**Tarefa proposta:**
Por favor, reproduza sem nenhuma alteração tudo o que vai de "Conta a história" até "cometer erros históricos." no trecho selecionado sobre o filme "Apocalypto".

**Trecho selecionado:**
◇ ◇ ◇ ◇

Mel Gibson faz sua "Paixão de Maia"

Quando era adolescente, segundo contou em entrevistas, Mel Gibson era chamado de "Quase" por um valentão da escola que o perseguia. Era o maior insulto de que poderia ser alvo, disse. Remete a uma passagem do livro "Apocalipse", do Novo Testamento, que afirma: "Assim, porque és morno, e não és quente nem frio, vomitar-te-ei da minha boca".

"Quase" é como um valentão maia urbano chama Pata de Jaguar, membro de uma tribo rural, que é o herói do novo longa do polêmico ator e diretor nova-iorquino. Seu épico maia do século 15, "Apocalypto", estreiou ontem em São Paulo. É mais uma tentativa de Gibson de não ser um quase-diretor em Hollywood, cidade que devora quase-diretores no café da manhã.

Conta a história do jovem caçador e guerreiro Pata de Jaguar, que tem de passar por extremo sofrimento para alcançar a redenção. Nesse sentido, lembra o filme anterior que Gibson dirigiu, "A Paixão de Cristo", e também porque é todo falado numa língua que não o inglês -o iucateque nesse caso; aramaico e latim, naquele.

Também não chega sem polêmicas, o que valeu ao filme o apelido de "A Paixão do Maia". Se o "Paixão" original rendeu ao diretor a acusação de anti-semita -só reforçada pela batatada que fez ao ser parado dirigindo embriagado na Califórnia e culpar os judeus "por todas as guerras do mundo"-, "Apocalypto" foi criticado por retratar uma civilização avançada como um bando de carniceiros selvagens e por cometer erros históricos.

É racista, disseram ativistas indígenas da Guatemala, por onde se espalhava boa parte do império maia. "Mel Gibson reproduz um conceito ofensivo e racista de que o povo maia era bruto e que por isso não só merecia como necessitava do "resgate" dos europeus brancos", disse Ignacio Ochoa, da Fundação Nahual, de cultura maia.

É errado, disseram historiadores, porque mistura épocas -acredita-se que o declínio do império tenha começado no século 8, talvez pela destruição ambiental causada pelo excesso de gente, e não no século 15, por decadência moral e pela chegada dos primeiros espanhóis. "Eu desprezo o filme", disse Julia Guernsey, professora de história da arte da Universidade do Texas. "É como se alguém fizesse um filme sobre a sociedade norte-americana e colocasse Madonna e Marilyn Monroe no mesmo carro."

Nem todos pensam assim. "Pode-se argumentar que "Apocalypto" desumaniza os nativos americanos, fazendo de seus antepassados monstros, mas acho que faz o oposto", escreveu Craig Childs, autor do livro "House of Rain", sobre civilizações desaparecidas na América.

◇ ◇ ◇ ◇

**Material de origem:**
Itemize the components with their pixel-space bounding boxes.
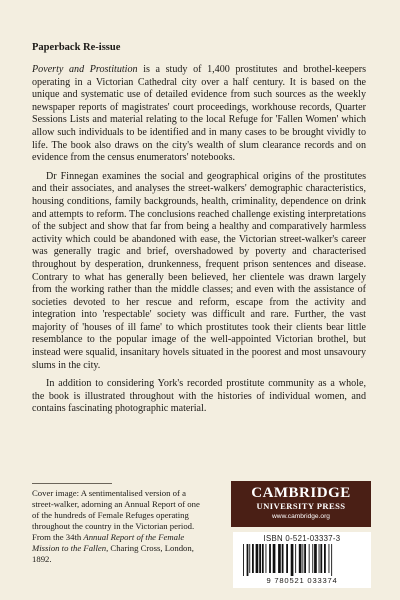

◇ ◇ ◇ ◇

**Resultado do exercício:**
Conta a história do jovem caçador e guerreiro Pata de Jaguar, que tem de passar por extremo sofrimento para alcançar a redenção. Nesse sentido, lembra o filme anterior que Gibson dirigiu, "A Paixão de Cristo", e também porque é todo falado numa língua que não o inglês -o iucateque nesse caso; aramaico e latim, naquele.

Também não chega sem polêmicas, o que valeu ao filme o apelido de "A Paixão do Maia". Se o "Paixão" original rendeu ao diretor a acusação de anti-semita -só reforçada pela batatada que fez ao ser parado dirigindo embriagado na Califórnia e culpar os judeus "por todas as guerras do mundo"-, "Apocalypto" foi criticado por retratar uma civilização avançada como um bando de carniceiros selvagens e por cometer erros históricos.